▶ **Work to complete**
Edit the lines from the one with "series-line-actual [84,53,603,328]" up to and including the one with "y-axis-ticks: 79 80" so that "y-tick-label" becomes "y-axis-tick", and leave everything else unchanged. Return only those lines.

**********

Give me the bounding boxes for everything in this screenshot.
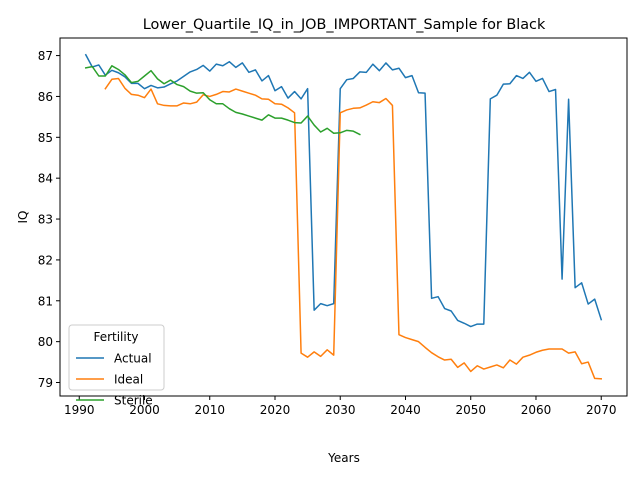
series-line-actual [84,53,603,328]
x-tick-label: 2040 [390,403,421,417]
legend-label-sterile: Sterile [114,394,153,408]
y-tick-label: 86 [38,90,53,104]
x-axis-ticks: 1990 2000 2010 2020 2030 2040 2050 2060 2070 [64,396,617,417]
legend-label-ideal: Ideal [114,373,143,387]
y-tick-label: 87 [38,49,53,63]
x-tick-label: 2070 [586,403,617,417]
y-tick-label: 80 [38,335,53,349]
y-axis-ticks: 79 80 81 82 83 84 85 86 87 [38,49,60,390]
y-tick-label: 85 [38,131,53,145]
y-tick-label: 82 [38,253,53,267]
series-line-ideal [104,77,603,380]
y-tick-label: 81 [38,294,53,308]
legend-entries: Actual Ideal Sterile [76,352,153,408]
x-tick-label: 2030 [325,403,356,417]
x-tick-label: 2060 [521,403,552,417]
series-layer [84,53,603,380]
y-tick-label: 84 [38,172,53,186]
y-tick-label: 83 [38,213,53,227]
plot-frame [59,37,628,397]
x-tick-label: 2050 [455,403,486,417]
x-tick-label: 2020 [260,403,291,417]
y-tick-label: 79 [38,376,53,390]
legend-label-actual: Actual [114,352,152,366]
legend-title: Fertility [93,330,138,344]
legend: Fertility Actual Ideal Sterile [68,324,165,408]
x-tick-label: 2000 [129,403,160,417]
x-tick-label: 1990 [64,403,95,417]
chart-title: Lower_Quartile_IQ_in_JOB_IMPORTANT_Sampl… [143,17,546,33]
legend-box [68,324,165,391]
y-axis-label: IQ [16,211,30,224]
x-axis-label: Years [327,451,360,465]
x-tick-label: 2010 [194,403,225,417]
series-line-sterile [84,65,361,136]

**********

▶ **Exercise solution**
series-line-actual [84,53,603,328]
x-tick-label: 2040 [390,403,421,417]
legend-label-sterile: Sterile [114,394,153,408]
y-axis-tick: 86 [38,90,53,104]
x-axis-ticks: 1990 2000 2010 2020 2030 2040 2050 2060 2070 [64,396,617,417]
legend-label-ideal: Ideal [114,373,143,387]
y-axis-tick: 87 [38,49,53,63]
x-tick-label: 2070 [586,403,617,417]
y-axis-tick: 80 [38,335,53,349]
y-axis-ticks: 79 80 81 82 83 84 85 86 87 [38,49,60,390]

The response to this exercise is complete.